## RECORDED DATA
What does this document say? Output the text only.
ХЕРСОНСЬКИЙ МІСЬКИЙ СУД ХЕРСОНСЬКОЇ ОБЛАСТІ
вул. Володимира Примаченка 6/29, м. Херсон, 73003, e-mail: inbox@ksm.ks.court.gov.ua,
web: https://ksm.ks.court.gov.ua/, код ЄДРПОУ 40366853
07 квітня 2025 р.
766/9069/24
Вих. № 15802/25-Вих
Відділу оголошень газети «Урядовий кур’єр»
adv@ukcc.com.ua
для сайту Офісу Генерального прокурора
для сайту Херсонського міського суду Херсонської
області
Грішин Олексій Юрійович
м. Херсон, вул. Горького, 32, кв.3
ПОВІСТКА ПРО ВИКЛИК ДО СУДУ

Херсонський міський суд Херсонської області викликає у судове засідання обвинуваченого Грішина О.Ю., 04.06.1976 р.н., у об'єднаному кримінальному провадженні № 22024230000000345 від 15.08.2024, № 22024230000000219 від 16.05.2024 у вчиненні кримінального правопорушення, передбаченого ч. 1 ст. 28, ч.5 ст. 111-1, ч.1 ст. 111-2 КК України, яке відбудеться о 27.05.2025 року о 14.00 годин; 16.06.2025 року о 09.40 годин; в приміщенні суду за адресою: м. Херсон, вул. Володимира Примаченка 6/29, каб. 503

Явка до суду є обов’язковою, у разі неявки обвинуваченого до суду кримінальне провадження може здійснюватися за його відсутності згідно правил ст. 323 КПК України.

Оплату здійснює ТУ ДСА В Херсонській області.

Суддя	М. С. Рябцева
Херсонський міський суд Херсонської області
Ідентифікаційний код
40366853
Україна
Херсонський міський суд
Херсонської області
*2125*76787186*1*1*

## TASK DESCRIPTION
Identify every line holding the word "Примаченка" and copy it out.

## WRITTEN RESPONSE
вул. Володимира Примаченка 6/29, м. Херсон, 73003, e-mail: inbox@ksm.ks.court.gov.ua,
Херсонський міський суд Херсонської області викликає у судове засідання обвинуваченого Грішина О.Ю., 04.06.1976 р.н., у об'єднаному кримінальному провадженні № 22024230000000345 від 15.08.2024, № 22024230000000219 від 16.05.2024 у вчиненні кримінального правопорушення, передбаченого ч. 1 ст. 28, ч.5 ст. 111-1, ч.1 ст. 111-2 КК України, яке відбудеться о 27.05.2025 року о 14.00 годин; 16.06.2025 року о 09.40 годин; в приміщенні суду за адресою: м. Херсон, вул. Володимира Примаченка 6/29, каб. 503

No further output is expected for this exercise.